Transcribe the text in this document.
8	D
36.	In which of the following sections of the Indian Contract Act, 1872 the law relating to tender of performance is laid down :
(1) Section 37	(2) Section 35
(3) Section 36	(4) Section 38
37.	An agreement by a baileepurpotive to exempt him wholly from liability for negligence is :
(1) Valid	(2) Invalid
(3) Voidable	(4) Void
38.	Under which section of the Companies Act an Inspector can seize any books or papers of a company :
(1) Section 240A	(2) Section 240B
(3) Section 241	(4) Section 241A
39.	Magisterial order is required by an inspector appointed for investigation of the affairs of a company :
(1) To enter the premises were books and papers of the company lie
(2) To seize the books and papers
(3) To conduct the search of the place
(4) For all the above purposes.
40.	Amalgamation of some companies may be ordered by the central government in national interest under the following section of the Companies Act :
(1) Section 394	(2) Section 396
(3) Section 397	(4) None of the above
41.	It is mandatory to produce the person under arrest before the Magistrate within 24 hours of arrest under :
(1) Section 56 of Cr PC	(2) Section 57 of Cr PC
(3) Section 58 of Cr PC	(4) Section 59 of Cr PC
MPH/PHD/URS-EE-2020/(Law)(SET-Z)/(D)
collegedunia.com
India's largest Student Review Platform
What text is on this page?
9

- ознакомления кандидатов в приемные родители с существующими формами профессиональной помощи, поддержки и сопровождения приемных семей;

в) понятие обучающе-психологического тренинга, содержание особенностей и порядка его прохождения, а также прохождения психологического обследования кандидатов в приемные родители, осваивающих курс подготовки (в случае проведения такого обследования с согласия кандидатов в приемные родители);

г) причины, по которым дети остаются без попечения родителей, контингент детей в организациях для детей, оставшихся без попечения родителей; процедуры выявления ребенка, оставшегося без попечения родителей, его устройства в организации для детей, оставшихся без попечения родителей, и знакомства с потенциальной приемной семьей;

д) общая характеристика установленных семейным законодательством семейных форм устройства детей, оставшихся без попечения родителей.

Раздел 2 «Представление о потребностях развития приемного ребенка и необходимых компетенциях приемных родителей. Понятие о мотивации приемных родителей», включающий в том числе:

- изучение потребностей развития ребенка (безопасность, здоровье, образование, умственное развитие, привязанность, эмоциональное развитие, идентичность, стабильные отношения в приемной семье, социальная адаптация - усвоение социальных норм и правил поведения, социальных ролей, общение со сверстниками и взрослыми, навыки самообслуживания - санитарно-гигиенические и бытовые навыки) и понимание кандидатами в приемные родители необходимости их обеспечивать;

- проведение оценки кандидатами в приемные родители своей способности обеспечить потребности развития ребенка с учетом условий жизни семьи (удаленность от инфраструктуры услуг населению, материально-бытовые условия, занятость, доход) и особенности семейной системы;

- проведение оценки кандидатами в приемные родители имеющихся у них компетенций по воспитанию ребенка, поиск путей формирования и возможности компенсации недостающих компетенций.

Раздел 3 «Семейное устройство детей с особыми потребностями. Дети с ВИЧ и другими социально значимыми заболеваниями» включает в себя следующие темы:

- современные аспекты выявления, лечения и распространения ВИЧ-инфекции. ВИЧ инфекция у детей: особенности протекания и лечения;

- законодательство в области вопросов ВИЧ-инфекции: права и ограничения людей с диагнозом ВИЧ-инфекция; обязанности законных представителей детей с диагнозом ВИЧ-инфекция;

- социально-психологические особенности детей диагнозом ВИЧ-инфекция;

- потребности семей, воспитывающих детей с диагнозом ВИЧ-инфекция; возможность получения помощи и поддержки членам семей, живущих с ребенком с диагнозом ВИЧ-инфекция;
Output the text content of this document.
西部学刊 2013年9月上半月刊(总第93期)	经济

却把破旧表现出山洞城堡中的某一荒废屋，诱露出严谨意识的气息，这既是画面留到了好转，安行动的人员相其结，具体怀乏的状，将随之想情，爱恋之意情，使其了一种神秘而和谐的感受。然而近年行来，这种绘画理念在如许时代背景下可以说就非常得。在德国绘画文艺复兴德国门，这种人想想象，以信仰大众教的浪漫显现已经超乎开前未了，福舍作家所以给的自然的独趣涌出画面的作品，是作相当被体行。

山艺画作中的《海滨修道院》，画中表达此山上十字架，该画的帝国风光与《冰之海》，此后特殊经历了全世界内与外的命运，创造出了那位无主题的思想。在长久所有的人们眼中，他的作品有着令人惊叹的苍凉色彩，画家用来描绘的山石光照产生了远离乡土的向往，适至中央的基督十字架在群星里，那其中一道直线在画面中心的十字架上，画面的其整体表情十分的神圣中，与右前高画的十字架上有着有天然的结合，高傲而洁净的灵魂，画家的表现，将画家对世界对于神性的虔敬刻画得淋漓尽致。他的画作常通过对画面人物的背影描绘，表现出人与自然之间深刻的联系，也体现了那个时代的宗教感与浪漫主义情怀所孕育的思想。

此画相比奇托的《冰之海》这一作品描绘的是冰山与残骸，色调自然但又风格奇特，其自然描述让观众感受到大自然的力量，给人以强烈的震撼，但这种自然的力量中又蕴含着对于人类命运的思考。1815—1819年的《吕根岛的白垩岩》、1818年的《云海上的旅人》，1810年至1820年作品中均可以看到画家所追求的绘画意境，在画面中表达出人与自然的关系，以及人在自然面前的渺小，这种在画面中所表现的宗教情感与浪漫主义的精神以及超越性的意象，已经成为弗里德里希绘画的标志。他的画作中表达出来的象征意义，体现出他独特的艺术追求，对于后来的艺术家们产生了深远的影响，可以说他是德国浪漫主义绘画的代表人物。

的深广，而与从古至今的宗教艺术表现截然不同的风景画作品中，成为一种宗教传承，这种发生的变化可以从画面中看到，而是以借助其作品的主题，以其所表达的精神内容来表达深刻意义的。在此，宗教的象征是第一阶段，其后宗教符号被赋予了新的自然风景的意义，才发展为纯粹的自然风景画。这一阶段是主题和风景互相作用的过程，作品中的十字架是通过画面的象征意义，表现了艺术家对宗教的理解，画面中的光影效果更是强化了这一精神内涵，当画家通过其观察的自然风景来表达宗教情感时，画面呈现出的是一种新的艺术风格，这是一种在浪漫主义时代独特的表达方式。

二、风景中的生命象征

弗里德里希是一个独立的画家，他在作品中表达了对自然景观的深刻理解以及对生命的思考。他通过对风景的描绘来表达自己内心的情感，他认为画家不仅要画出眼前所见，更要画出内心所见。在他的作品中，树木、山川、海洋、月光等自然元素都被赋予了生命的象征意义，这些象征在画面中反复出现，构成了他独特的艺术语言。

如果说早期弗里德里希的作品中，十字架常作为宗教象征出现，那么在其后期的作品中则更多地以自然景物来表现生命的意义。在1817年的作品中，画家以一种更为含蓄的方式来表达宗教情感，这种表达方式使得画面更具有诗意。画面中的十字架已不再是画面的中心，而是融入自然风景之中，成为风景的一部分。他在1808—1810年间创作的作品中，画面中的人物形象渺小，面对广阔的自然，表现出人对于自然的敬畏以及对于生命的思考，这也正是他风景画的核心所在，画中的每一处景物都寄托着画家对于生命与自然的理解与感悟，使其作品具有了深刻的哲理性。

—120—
============
### WHAT IS EXPECTED:
Of the lines above, copy each that contains "диагнозом".

### TASK ANSWER:
- законодательство в области вопросов ВИЧ-инфекции: права и ограничения людей с диагнозом ВИЧ-инфекция; обязанности законных представителей детей с диагнозом ВИЧ-инфекция;
- социально-психологические особенности детей диагнозом ВИЧ-инфекция;
- потребности семей, воспитывающих детей с диагнозом ВИЧ-инфекция; возможность получения помощи и поддержки членам семей, живущих с ребенком с диагнозом ВИЧ-инфекция;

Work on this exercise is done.